>> START RECORDED INFORMATION
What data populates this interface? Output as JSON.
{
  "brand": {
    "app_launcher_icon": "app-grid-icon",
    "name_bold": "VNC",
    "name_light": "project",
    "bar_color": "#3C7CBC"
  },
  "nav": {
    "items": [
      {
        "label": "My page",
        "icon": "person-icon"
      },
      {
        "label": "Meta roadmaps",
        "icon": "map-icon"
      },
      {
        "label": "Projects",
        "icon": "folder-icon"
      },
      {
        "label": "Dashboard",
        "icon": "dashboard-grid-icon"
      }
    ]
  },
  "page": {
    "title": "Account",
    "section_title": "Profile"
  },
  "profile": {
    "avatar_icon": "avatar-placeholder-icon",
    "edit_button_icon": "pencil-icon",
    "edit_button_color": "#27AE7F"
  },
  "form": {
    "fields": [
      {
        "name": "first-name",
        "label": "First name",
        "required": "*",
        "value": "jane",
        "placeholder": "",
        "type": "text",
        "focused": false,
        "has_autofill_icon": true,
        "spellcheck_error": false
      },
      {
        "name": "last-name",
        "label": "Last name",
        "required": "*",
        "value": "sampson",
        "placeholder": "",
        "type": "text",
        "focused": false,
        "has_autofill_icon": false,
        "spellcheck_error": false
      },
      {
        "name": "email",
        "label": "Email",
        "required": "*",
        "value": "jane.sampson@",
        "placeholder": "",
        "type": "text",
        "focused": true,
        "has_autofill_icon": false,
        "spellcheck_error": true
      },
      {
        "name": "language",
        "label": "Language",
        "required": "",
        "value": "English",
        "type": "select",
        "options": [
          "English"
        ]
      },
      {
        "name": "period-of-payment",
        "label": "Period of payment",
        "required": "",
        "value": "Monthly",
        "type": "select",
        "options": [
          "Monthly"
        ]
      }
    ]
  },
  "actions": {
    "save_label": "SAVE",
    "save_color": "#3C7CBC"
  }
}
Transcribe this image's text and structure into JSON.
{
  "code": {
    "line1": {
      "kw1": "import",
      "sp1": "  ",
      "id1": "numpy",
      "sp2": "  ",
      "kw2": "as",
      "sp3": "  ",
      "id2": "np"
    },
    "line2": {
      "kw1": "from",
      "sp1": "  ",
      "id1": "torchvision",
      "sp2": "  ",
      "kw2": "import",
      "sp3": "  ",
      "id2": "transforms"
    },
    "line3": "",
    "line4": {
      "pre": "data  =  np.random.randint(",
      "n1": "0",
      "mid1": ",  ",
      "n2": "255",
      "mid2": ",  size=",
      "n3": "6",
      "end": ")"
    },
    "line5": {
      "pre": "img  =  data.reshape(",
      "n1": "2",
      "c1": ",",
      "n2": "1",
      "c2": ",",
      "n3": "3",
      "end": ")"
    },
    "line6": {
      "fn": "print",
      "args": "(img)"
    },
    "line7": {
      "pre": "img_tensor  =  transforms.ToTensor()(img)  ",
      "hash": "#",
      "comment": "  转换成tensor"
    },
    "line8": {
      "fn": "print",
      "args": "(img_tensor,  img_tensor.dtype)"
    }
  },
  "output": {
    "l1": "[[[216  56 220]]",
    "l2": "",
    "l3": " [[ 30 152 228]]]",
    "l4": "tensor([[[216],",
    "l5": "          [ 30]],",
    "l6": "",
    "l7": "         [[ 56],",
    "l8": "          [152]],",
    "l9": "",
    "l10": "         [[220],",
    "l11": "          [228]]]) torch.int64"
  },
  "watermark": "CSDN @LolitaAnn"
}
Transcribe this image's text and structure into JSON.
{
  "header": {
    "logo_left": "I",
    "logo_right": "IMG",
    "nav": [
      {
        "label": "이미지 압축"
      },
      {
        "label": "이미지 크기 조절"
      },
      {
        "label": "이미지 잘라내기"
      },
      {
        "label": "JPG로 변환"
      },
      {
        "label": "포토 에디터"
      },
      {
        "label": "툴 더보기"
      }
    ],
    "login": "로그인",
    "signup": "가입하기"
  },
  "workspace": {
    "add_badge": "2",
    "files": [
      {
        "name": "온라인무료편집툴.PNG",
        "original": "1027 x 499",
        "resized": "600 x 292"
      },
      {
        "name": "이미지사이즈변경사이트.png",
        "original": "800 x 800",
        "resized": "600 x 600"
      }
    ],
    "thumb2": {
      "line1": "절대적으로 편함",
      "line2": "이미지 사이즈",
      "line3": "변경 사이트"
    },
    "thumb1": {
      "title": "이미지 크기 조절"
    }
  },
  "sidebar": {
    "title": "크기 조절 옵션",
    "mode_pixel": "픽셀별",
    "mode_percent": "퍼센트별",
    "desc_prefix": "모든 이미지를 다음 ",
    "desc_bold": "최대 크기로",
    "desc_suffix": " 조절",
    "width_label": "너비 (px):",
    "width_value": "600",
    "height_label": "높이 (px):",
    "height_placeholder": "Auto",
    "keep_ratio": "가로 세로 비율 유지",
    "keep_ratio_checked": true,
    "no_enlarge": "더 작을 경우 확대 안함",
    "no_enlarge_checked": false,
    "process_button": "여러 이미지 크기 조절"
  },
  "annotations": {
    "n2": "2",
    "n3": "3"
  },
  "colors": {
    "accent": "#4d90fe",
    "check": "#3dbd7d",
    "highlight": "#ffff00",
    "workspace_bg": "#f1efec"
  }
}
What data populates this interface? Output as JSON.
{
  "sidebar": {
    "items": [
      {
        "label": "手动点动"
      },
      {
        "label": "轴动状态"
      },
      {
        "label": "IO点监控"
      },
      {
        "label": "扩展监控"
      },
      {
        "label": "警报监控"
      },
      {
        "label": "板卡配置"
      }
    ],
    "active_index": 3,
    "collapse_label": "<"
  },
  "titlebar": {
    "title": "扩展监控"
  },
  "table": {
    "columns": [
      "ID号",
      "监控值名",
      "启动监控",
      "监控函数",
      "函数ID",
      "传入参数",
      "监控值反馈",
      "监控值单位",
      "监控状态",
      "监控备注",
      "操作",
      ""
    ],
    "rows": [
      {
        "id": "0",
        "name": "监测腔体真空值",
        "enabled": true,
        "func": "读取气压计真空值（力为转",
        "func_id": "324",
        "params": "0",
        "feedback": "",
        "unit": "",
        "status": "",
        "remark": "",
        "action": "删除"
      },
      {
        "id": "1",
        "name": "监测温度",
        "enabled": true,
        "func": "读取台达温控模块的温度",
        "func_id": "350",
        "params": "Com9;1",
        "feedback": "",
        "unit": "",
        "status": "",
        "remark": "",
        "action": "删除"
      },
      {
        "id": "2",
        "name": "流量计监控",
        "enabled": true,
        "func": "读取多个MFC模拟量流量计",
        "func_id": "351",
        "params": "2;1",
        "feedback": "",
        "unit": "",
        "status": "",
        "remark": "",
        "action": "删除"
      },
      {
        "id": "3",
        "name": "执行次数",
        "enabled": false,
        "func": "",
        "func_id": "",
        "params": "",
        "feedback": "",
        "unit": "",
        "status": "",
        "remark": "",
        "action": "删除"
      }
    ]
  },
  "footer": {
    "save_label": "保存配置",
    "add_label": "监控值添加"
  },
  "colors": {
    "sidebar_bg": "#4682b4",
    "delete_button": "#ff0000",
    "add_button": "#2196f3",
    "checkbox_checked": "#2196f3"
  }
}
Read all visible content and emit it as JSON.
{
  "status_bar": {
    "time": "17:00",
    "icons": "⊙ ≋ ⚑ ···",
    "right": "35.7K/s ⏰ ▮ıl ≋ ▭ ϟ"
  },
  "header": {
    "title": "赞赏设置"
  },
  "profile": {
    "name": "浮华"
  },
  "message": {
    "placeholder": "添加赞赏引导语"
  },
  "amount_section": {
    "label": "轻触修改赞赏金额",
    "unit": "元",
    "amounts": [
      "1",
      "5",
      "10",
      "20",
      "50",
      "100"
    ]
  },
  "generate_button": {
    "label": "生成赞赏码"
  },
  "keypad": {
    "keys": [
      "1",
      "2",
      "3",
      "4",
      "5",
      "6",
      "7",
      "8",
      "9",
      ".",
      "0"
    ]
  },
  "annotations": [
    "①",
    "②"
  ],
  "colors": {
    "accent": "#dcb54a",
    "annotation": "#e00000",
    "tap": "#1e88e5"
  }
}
>> END RECORDED INFORMATION
*YOUR OBJECTIVE*: Give nothing but the number of lines containing the string "payment".

*ANSWER*: 2